*取り組む課題*.
1. 撮影所の装置係の歴史を述べた本文について、次の問いに答えよ。
(a) 装置係はどのような部門に分かれるとされているか。
(b) 東映のセット作りの歴史は何年に、何の誕生から始まるとされているか。
(c) 松竹下加茂撮影所から加入したのは誰か。
2. 撮影所の装置係の歴史を述べた本文から、「東映のセット作りの歴史は19」を含む語句で始まり「撮影所の装置係が発足します。」で終わる部分を、そのまま正確に書き写してください。

*本文抜粋*.
-------------------------

装置係は撮影用セットを作る部署で、建込(大工)、背景、建具張物、塗装、特殊造形、造園、解体などの部門に分かれます。これまでの記事で、塗装と背景の名人をご紹介いたしました。今回は京撮建込(大工)さんの歴史です。
東映のセット作りの歴史は1947年、東映の前身にあたる東横映画京都撮影所の誕生から始まります。満洲映画協会(満映)出身の撮影所長、マキノ光雄、美術課長・堀保治の下に集ったのが、同じく満映帰りの装置係長・松本五郎ら大工たちでした。マキノ、堀、松本の3人は、戦前の日活太秦撮影所現代劇部から多摩川撮影所に移った同志でもあります。東横映画設立目的の一つが大陸帰りの映画人たちの職場復帰だったこともありますが、その中でも装置係は村居常次郎(建込)、森繁雄(建込)、田代徳次郎(張物)、小西十四一(建具)など満映出身者が班長として中核を占めていました。そこにマキノがいた松竹下加茂撮影所から弥田勇造(建込)が加入、造園の河本富三郎、背景の池田金三郎も参加し東横映画撮影所の装置係が発足します。

-------------------------

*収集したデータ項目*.
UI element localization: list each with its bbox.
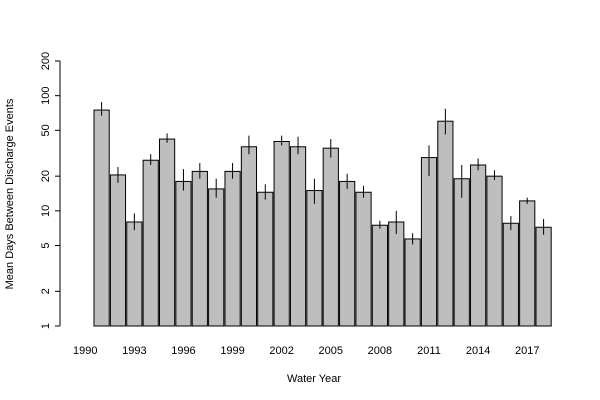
x-tick-label: 1993 [122, 345, 146, 357]
bar [224, 170, 241, 327]
y-tick-label: 10 [40, 205, 52, 217]
bar [175, 180, 192, 327]
bar [208, 188, 225, 327]
x-tick-label: 2002 [269, 345, 293, 357]
bar [404, 238, 421, 327]
x-tick-label: 2017 [515, 345, 539, 357]
bar [289, 146, 307, 327]
y-tick-label: 5 [40, 242, 52, 248]
y-axis-title: Mean Days Between Discharge Events [4, 98, 16, 289]
bar [109, 174, 127, 327]
y-tick-label: 100 [40, 86, 52, 104]
bar [339, 180, 356, 327]
bar [519, 200, 536, 327]
bar [240, 146, 258, 327]
y-tick-label: 20 [40, 170, 52, 182]
bar [453, 178, 470, 327]
error-bars [101, 102, 545, 245]
bar [142, 159, 159, 327]
x-axis-title: Water Year [287, 373, 341, 385]
bar [158, 138, 176, 327]
bar [388, 221, 405, 327]
y-tick-label: 200 [40, 52, 52, 70]
x-tick-label: 2011 [417, 345, 441, 357]
x-tick-label: 2014 [466, 345, 490, 357]
bar [306, 190, 323, 327]
bar [420, 157, 438, 327]
x-tick-label: 1996 [171, 345, 195, 357]
bar [322, 147, 339, 327]
y-axis: 1 2 5 10 20 50 100 200 [40, 52, 61, 329]
bar [126, 221, 143, 327]
x-tick-label: 1990 [73, 345, 97, 357]
bar [535, 226, 552, 327]
bar [273, 140, 290, 327]
bar [470, 164, 487, 327]
bars [93, 109, 552, 327]
y-tick-label: 1 [40, 323, 52, 329]
x-tick-label: 2008 [368, 345, 392, 357]
x-tick-label: 1999 [220, 345, 244, 357]
bar [355, 191, 372, 327]
bar [502, 222, 519, 327]
bar [257, 191, 274, 327]
y-tick-label: 2 [40, 288, 52, 294]
bar [437, 120, 454, 327]
y-tick-label: 50 [40, 124, 52, 136]
bar [371, 224, 388, 327]
bar [93, 109, 110, 327]
bar [191, 170, 208, 327]
x-axis-labels: 1990 1993 1996 1999 2002 2005 2008 2011 2014 2017 [73, 345, 539, 357]
x-tick-label: 2005 [319, 345, 343, 357]
bar [486, 175, 503, 327]
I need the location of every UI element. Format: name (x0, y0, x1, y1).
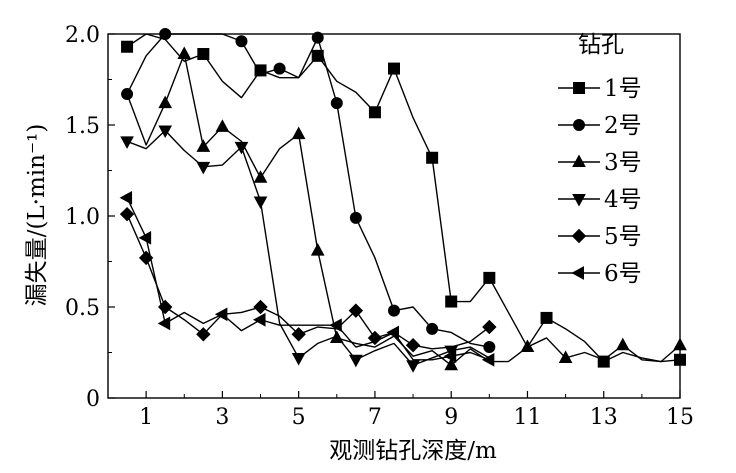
data-point-4 (234, 141, 249, 155)
x-tick-label: 5 (292, 405, 306, 430)
data-point-3 (253, 170, 268, 183)
data-point-2 (235, 35, 248, 48)
data-point-1 (540, 311, 553, 324)
y-tick-label: 2.0 (65, 23, 100, 48)
series-line-1 (126, 33, 681, 363)
data-point-3 (615, 337, 630, 351)
legend-title: 钻孔 (578, 32, 624, 58)
legend-marker-4 (572, 194, 586, 207)
y-tick-label: 1.5 (65, 114, 100, 139)
data-point-3 (196, 139, 211, 152)
data-point-2 (159, 28, 172, 40)
data-point-1 (597, 355, 610, 368)
data-point-1 (388, 62, 400, 75)
data-point-6 (386, 325, 399, 340)
data-point-3 (291, 126, 306, 140)
data-point-6 (481, 352, 495, 367)
data-point-3 (215, 119, 230, 132)
data-point-5 (119, 206, 135, 222)
data-point-6 (138, 230, 152, 245)
data-point-3 (520, 339, 535, 353)
legend-label-1: 1号 (604, 76, 642, 102)
data-point-4 (253, 196, 268, 209)
data-point-4 (120, 136, 134, 149)
data-point-5 (138, 250, 154, 266)
data-point-3 (444, 357, 459, 371)
data-point-3 (329, 330, 344, 343)
series-markers (119, 28, 687, 373)
y-tick-label: 0 (86, 387, 100, 412)
data-point-6 (252, 312, 266, 327)
legend-label-6: 6号 (604, 261, 642, 287)
legend-label-2: 2号 (604, 113, 642, 139)
data-point-2 (388, 304, 400, 317)
y-axis-label: 漏失量/(L·min⁻¹) (24, 124, 50, 307)
data-point-5 (291, 327, 306, 342)
series-line-6 (126, 197, 490, 361)
data-point-2 (426, 322, 439, 335)
data-point-5 (482, 319, 497, 335)
legend-marker-5 (571, 228, 587, 244)
legend-marker-3 (572, 154, 586, 167)
x-tick-label: 13 (590, 405, 618, 430)
data-point-1 (426, 151, 439, 164)
data-point-6 (119, 190, 133, 205)
x-axis-label: 观测钻孔深度/m (329, 438, 497, 464)
data-point-1 (311, 49, 324, 62)
series-line-5 (126, 213, 490, 350)
data-point-6 (214, 307, 228, 322)
data-point-3 (158, 95, 173, 109)
data-point-2 (483, 341, 496, 354)
data-point-5 (367, 330, 383, 346)
legend-marker-2 (573, 119, 585, 131)
legend-label-4: 4号 (604, 187, 642, 213)
x-tick-label: 11 (513, 405, 541, 430)
data-point-5 (405, 338, 421, 353)
data-point-2 (311, 31, 324, 44)
data-point-5 (157, 299, 173, 315)
data-point-1 (368, 106, 381, 119)
data-point-3 (673, 337, 687, 351)
y-tick-label: 1.0 (65, 205, 100, 230)
data-point-2 (121, 88, 134, 101)
x-tick-label: 9 (444, 405, 458, 430)
data-point-1 (197, 48, 210, 61)
y-tick-label: 0.5 (65, 296, 100, 321)
data-point-3 (310, 243, 325, 256)
data-point-3 (558, 350, 573, 363)
legend: 钻孔 1号 2号 3号 4号 5号 6号 (558, 32, 642, 287)
data-point-4 (349, 354, 363, 368)
x-tick-label: 7 (368, 405, 382, 430)
data-point-1 (483, 271, 496, 284)
data-point-4 (196, 161, 211, 175)
data-point-4 (291, 352, 306, 366)
legend-marker-6 (571, 266, 584, 280)
x-tick-label: 3 (215, 405, 229, 430)
data-point-5 (196, 327, 211, 342)
legend-label-3: 3号 (604, 150, 642, 176)
x-tick-label: 15 (666, 405, 694, 430)
series-line-3 (126, 53, 681, 366)
data-point-6 (157, 316, 171, 331)
data-point-2 (330, 97, 343, 110)
data-point-5 (253, 299, 268, 315)
data-point-4 (406, 360, 420, 373)
data-point-2 (273, 62, 286, 75)
data-point-6 (329, 318, 342, 333)
data-point-1 (674, 353, 686, 366)
data-point-5 (348, 303, 364, 318)
data-point-2 (349, 211, 362, 224)
x-tick-label: 1 (139, 405, 153, 430)
legend-label-5: 5号 (604, 224, 642, 250)
data-point-4 (158, 125, 173, 139)
data-point-1 (445, 295, 458, 308)
data-point-6 (443, 349, 457, 363)
legend-marker-1 (573, 82, 585, 94)
data-point-1 (121, 40, 134, 53)
data-point-1 (254, 64, 267, 77)
data-point-3 (177, 46, 192, 60)
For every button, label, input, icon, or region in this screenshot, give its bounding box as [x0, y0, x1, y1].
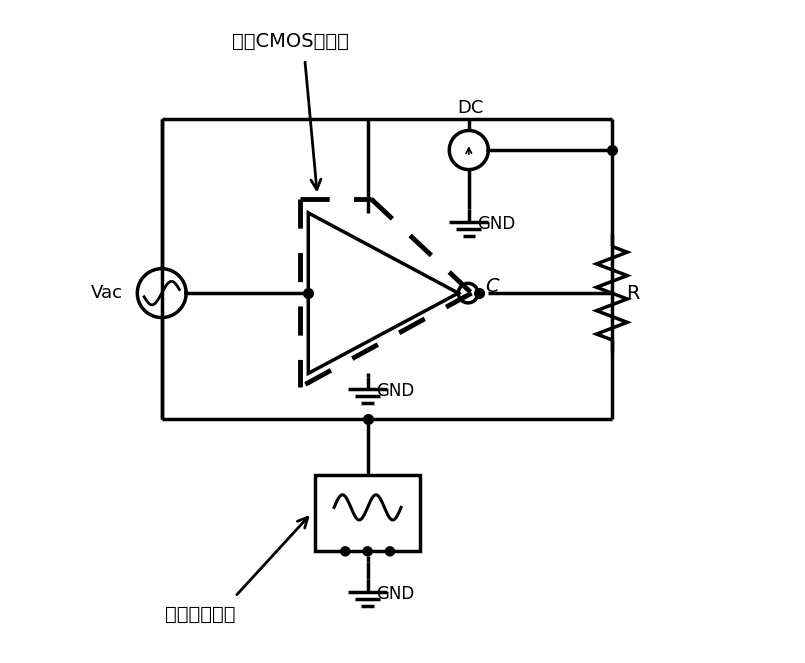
Circle shape — [341, 547, 350, 556]
Text: DC: DC — [457, 99, 483, 117]
Text: 双通道示波器: 双通道示波器 — [165, 605, 235, 624]
Text: GND: GND — [376, 585, 415, 603]
Text: GND: GND — [376, 383, 415, 400]
Circle shape — [363, 547, 372, 556]
Text: GND: GND — [477, 215, 515, 233]
Bar — [316, 475, 420, 552]
Text: R: R — [625, 284, 639, 302]
Text: 待测CMOS反相器: 待测CMOS反相器 — [233, 32, 349, 51]
Circle shape — [386, 547, 394, 556]
Text: C: C — [485, 276, 499, 296]
Text: Vac: Vac — [91, 284, 123, 302]
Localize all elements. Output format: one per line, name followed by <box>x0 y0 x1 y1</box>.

-------------------------

*課題の解答*.
1.
(a) 建込(大工)、背景、建具張物、塗装、特殊造形、造園、解体など
(b) 1947年、東横映画京都撮影所の誕生から
(c) 弥田勇造(建込)

2.
東映のセット作りの歴史は1947年、東映の前身にあたる東横映画京都撮影所の誕生から始まります。満洲映画協会(満映)出身の撮影所長、マキノ光雄、美術課長・堀保治の下に集ったのが、同じく満映帰りの装置係長・松本五郎ら大工たちでした。マキノ、堀、松本の3人は、戦前の日活太秦撮影所現代劇部から多摩川撮影所に移った同志でもあります。東横映画設立目的の一つが大陸帰りの映画人たちの職場復帰だったこともありますが、その中でも装置係は村居常次郎(建込)、森繁雄(建込)、田代徳次郎(張物)、小西十四一(建具)など満映出身者が班長として中核を占めていました。そこにマキノがいた松竹下加茂撮影所から弥田勇造(建込)が加入、造園の河本富三郎、背景の池田金三郎も参加し東横映画撮影所の装置係が発足します。